— start —

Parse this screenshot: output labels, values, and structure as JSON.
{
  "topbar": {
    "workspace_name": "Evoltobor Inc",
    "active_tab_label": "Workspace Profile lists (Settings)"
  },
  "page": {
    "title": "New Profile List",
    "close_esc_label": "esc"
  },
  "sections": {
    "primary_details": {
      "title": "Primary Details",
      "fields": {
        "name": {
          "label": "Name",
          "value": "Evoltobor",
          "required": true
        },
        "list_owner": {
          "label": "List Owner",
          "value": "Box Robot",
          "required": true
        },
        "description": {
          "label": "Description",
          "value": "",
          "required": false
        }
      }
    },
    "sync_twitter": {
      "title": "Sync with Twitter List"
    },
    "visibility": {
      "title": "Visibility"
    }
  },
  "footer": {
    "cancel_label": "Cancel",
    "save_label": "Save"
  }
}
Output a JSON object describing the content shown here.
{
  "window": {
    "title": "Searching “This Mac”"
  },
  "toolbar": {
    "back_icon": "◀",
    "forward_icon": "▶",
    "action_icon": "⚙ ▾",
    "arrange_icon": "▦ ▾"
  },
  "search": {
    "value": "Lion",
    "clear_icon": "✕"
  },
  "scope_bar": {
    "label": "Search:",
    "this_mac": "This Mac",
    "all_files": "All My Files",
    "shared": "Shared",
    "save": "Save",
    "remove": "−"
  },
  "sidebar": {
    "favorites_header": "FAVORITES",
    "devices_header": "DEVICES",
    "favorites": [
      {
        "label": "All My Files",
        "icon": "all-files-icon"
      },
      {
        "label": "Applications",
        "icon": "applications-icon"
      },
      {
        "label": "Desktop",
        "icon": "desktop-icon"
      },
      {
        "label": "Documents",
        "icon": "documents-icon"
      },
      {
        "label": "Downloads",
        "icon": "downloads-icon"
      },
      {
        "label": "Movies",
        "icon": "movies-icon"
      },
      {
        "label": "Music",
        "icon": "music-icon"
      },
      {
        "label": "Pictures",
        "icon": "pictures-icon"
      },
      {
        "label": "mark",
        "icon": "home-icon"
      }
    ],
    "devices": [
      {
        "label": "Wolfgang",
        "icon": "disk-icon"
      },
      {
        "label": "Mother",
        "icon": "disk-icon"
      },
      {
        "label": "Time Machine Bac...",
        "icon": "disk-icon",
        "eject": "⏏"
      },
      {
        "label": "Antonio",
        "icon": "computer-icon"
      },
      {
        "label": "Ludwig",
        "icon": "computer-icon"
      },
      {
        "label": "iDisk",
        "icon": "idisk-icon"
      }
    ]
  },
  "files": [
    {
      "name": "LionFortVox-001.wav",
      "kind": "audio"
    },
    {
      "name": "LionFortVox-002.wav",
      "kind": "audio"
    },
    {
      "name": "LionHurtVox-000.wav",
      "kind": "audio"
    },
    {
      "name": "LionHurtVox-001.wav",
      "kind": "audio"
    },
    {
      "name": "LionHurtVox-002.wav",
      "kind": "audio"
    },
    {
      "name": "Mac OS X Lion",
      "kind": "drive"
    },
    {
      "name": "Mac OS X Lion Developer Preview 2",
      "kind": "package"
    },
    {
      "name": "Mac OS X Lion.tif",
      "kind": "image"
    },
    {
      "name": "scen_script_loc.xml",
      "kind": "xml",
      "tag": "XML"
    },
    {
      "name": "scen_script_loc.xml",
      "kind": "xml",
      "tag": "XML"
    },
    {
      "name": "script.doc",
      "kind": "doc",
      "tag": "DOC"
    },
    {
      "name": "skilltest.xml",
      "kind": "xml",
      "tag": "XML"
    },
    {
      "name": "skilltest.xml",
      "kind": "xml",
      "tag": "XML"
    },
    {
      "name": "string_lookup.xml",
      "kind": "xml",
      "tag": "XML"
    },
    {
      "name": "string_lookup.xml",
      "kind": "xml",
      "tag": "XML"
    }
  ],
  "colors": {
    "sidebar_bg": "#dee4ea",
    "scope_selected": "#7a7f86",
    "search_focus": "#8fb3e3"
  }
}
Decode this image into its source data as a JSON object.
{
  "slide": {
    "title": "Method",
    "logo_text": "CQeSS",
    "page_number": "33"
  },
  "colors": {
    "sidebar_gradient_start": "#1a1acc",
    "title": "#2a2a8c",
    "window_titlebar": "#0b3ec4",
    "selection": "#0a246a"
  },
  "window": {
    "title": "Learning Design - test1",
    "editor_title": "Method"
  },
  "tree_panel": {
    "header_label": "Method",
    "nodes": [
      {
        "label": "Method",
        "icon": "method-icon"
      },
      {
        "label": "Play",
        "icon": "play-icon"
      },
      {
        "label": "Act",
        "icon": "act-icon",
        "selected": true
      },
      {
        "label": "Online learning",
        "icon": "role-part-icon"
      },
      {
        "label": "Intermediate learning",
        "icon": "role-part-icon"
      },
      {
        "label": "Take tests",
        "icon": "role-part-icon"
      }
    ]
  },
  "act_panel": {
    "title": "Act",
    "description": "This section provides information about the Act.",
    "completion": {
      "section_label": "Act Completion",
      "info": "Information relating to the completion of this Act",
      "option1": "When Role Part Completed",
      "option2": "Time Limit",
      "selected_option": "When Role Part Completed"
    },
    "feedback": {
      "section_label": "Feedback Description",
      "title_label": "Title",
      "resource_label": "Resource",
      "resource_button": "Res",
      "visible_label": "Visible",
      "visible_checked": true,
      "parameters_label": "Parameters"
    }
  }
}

— end —

OBJECTIVE => Print the records above exactly as they appear.

TASK ANSWER =>
Parse this screenshot: output labels, values, and structure as JSON.
{
  "topbar": {
    "workspace_name": "Evoltobor Inc",
    "active_tab_label": "Workspace Profile lists (Settings)"
  },
  "page": {
    "title": "New Profile List",
    "close_esc_label": "esc"
  },
  "sections": {
    "primary_details": {
      "title": "Primary Details",
      "fields": {
        "name": {
          "label": "Name",
          "value": "Evoltobor",
          "required": true
        },
        "list_owner": {
          "label": "List Owner",
          "value": "Box Robot",
          "required": true
        },
        "description": {
          "label": "Description",
          "value": "",
          "required": false
        }
      }
    },
    "sync_twitter": {
      "title": "Sync with Twitter List"
    },
    "visibility": {
      "title": "Visibility"
    }
  },
  "footer": {
    "cancel_label": "Cancel",
    "save_label": "Save"
  }
}
Output a JSON object describing the content shown here.
{
  "window": {
    "title": "Searching “This Mac”"
  },
  "toolbar": {
    "back_icon": "◀",
    "forward_icon": "▶",
    "action_icon": "⚙ ▾",
    "arrange_icon": "▦ ▾"
  },
  "search": {
    "value": "Lion",
    "clear_icon": "✕"
  },
  "scope_bar": {
    "label": "Search:",
    "this_mac": "This Mac",
    "all_files": "All My Files",
    "shared": "Shared",
    "save": "Save",
    "remove": "−"
  },
  "sidebar": {
    "favorites_header": "FAVORITES",
    "devices_header": "DEVICES",
    "favorites": [
      {
        "label": "All My Files",
        "icon": "all-files-icon"
      },
      {
        "label": "Applications",
        "icon": "applications-icon"
      },
      {
        "label": "Desktop",
        "icon": "desktop-icon"
      },
      {
        "label": "Documents",
        "icon": "documents-icon"
      },
      {
        "label": "Downloads",
        "icon": "downloads-icon"
      },
      {
        "label": "Movies",
        "icon": "movies-icon"
      },
      {
        "label": "Music",
        "icon": "music-icon"
      },
      {
        "label": "Pictures",
        "icon": "pictures-icon"
      },
      {
        "label": "mark",
        "icon": "home-icon"
      }
    ],
    "devices": [
      {
        "label": "Wolfgang",
        "icon": "disk-icon"
      },
      {
        "label": "Mother",
        "icon": "disk-icon"
      },
      {
        "label": "Time Machine Bac...",
        "icon": "disk-icon",
        "eject": "⏏"
      },
      {
        "label": "Antonio",
        "icon": "computer-icon"
      },
      {
        "label": "Ludwig",
        "icon": "computer-icon"
      },
      {
        "label": "iDisk",
        "icon": "idisk-icon"
      }
    ]
  },
  "files": [
    {
      "name": "LionFortVox-001.wav",
      "kind": "audio"
    },
    {
      "name": "LionFortVox-002.wav",
      "kind": "audio"
    },
    {
      "name": "LionHurtVox-000.wav",
      "kind": "audio"
    },
    {
      "name": "LionHurtVox-001.wav",
      "kind": "audio"
    },
    {
      "name": "LionHurtVox-002.wav",
      "kind": "audio"
    },
    {
      "name": "Mac OS X Lion",
      "kind": "drive"
    },
    {
      "name": "Mac OS X Lion Developer Preview 2",
      "kind": "package"
    },
    {
      "name": "Mac OS X Lion.tif",
      "kind": "image"
    },
    {
      "name": "scen_script_loc.xml",
      "kind": "xml",
      "tag": "XML"
    },
    {
      "name": "scen_script_loc.xml",
      "kind": "xml",
      "tag": "XML"
    },
    {
      "name": "script.doc",
      "kind": "doc",
      "tag": "DOC"
    },
    {
      "name": "skilltest.xml",
      "kind": "xml",
      "tag": "XML"
    },
    {
      "name": "skilltest.xml",
      "kind": "xml",
      "tag": "XML"
    },
    {
      "name": "string_lookup.xml",
      "kind": "xml",
      "tag": "XML"
    },
    {
      "name": "string_lookup.xml",
      "kind": "xml",
      "tag": "XML"
    }
  ],
  "colors": {
    "sidebar_bg": "#dee4ea",
    "scope_selected": "#7a7f86",
    "search_focus": "#8fb3e3"
  }
}
Decode this image into its source data as a JSON object.
{
  "slide": {
    "title": "Method",
    "logo_text": "CQeSS",
    "page_number": "33"
  },
  "colors": {
    "sidebar_gradient_start": "#1a1acc",
    "title": "#2a2a8c",
    "window_titlebar": "#0b3ec4",
    "selection": "#0a246a"
  },
  "window": {
    "title": "Learning Design - test1",
    "editor_title": "Method"
  },
  "tree_panel": {
    "header_label": "Method",
    "nodes": [
      {
        "label": "Method",
        "icon": "method-icon"
      },
      {
        "label": "Play",
        "icon": "play-icon"
      },
      {
        "label": "Act",
        "icon": "act-icon",
        "selected": true
      },
      {
        "label": "Online learning",
        "icon": "role-part-icon"
      },
      {
        "label": "Intermediate learning",
        "icon": "role-part-icon"
      },
      {
        "label": "Take tests",
        "icon": "role-part-icon"
      }
    ]
  },
  "act_panel": {
    "title": "Act",
    "description": "This section provides information about the Act.",
    "completion": {
      "section_label": "Act Completion",
      "info": "Information relating to the completion of this Act",
      "option1": "When Role Part Completed",
      "option2": "Time Limit",
      "selected_option": "When Role Part Completed"
    },
    "feedback": {
      "section_label": "Feedback Description",
      "title_label": "Title",
      "resource_label": "Resource",
      "resource_button": "Res",
      "visible_label": "Visible",
      "visible_checked": true,
      "parameters_label": "Parameters"
    }
  }
}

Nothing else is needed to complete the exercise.